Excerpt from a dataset
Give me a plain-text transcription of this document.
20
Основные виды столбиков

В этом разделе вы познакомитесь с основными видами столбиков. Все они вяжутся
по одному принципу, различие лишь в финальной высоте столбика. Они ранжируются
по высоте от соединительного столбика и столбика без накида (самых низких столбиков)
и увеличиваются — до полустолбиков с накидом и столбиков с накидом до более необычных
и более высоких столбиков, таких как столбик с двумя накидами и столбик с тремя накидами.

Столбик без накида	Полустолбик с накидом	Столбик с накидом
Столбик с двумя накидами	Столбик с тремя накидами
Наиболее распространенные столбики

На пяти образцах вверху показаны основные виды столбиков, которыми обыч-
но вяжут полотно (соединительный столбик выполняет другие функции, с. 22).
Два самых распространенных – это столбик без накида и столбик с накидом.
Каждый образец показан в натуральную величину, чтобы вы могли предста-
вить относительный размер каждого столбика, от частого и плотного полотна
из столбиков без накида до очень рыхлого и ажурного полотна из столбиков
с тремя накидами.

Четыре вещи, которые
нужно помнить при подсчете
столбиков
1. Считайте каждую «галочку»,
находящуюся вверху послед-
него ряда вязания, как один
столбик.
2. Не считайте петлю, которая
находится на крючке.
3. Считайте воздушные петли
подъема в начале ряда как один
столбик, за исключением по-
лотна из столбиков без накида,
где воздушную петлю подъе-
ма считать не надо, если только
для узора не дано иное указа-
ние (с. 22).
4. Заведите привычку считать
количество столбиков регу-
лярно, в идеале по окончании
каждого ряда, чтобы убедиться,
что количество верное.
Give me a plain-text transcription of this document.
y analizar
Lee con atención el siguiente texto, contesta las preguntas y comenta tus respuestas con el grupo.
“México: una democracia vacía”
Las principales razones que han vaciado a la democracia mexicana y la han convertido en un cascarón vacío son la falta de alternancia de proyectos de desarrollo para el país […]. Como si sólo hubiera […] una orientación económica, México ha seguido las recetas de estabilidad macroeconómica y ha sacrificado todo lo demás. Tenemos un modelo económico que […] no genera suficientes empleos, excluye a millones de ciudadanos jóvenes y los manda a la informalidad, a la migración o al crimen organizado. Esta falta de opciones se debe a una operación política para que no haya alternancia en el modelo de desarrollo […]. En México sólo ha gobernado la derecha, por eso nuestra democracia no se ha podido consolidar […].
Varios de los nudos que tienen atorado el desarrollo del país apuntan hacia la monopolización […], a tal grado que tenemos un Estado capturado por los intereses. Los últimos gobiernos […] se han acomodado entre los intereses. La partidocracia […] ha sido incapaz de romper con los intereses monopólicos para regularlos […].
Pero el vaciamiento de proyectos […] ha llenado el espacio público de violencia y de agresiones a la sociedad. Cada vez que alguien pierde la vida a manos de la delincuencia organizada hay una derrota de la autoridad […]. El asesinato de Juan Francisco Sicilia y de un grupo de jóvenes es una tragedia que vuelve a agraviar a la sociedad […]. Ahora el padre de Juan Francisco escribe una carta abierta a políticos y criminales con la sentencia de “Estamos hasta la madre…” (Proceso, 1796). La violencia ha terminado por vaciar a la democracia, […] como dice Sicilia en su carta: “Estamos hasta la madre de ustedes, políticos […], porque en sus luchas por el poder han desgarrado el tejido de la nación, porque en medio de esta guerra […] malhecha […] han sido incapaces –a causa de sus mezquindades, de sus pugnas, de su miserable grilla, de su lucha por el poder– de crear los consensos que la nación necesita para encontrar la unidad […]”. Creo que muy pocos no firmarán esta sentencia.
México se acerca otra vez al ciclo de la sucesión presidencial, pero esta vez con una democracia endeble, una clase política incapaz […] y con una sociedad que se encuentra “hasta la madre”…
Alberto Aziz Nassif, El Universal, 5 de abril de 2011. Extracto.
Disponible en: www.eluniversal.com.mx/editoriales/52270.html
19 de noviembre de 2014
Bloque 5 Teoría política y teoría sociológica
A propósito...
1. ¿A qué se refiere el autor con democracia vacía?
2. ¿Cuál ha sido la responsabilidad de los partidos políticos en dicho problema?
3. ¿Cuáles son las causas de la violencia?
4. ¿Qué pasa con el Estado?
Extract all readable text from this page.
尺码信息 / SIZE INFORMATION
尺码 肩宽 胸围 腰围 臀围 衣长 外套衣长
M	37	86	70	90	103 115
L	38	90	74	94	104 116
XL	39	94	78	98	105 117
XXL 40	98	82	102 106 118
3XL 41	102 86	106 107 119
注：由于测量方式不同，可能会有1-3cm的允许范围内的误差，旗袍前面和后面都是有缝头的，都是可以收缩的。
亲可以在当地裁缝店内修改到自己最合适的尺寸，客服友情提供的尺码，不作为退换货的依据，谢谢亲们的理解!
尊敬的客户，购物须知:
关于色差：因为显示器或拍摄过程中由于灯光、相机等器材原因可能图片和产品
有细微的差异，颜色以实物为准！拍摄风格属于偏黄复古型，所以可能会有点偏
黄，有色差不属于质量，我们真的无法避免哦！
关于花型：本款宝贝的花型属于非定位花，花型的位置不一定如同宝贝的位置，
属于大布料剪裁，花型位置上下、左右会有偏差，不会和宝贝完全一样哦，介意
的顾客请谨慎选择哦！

Stated exercise >> Say how many lines include the word "столбиков"; reply with the number alone.

Finished exercise >> 10